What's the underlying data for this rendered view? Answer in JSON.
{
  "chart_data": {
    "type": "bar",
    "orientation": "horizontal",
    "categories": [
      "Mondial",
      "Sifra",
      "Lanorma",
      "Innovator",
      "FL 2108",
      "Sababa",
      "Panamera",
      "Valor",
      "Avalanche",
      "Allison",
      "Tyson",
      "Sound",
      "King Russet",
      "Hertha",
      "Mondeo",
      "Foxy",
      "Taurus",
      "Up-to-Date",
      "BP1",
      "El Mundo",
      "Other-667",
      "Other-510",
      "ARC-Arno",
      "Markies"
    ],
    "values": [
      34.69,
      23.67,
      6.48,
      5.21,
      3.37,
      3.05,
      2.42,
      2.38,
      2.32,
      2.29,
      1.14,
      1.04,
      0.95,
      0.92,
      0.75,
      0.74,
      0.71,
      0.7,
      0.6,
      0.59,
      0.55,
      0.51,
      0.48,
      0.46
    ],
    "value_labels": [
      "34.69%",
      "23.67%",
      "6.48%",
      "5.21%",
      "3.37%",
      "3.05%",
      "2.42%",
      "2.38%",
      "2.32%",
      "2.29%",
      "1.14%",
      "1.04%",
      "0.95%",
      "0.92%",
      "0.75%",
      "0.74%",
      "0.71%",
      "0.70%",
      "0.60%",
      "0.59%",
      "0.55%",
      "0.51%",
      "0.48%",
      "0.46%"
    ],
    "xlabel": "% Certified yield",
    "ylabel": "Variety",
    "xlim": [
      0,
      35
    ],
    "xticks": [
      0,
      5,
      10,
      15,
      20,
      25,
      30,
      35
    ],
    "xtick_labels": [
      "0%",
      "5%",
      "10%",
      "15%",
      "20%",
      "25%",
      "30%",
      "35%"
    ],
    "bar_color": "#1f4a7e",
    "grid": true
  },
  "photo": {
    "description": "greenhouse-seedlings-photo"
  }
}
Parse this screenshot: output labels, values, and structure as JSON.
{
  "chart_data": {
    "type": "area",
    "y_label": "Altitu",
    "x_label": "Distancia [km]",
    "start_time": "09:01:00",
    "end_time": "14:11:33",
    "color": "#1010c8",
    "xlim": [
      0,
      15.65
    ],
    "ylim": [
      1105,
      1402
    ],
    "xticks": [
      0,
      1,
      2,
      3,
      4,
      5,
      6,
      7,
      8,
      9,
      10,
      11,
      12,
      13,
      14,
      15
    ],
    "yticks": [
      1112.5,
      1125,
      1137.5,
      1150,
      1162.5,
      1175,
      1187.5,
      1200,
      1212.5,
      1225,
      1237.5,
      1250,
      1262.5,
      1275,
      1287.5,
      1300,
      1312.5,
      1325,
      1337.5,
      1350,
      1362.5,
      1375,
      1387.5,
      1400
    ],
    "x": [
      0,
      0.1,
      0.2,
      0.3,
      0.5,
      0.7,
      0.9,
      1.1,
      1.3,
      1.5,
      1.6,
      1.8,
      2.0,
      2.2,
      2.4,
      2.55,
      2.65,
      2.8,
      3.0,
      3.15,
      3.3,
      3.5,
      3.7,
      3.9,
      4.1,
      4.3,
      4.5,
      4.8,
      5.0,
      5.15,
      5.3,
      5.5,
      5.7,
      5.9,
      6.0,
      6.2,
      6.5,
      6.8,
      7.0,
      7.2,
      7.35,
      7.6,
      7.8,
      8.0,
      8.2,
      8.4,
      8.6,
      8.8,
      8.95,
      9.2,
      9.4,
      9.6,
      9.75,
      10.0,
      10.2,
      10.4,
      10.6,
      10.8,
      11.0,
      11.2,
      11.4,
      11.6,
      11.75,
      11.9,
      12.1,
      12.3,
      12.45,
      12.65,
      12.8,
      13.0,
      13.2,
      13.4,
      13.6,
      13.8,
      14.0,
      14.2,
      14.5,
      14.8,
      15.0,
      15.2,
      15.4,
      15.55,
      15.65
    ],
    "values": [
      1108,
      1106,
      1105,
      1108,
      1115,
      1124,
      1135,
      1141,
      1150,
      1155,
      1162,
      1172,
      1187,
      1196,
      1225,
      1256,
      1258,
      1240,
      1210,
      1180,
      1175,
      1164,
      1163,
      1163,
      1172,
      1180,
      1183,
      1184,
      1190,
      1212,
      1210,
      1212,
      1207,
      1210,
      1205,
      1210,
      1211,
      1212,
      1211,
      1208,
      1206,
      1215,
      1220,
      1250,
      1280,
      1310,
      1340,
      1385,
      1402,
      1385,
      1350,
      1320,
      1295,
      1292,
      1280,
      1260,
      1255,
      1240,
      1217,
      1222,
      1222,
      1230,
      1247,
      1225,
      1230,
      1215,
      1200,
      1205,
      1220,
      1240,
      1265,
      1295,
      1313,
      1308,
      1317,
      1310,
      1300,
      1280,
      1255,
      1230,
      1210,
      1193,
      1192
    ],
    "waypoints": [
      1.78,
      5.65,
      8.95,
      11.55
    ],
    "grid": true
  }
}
● ● ● ● ●
Show every line that contains the word "photo".

• Exercise solution:
  "photo": {
    "description": "greenhouse-seedlings-photo"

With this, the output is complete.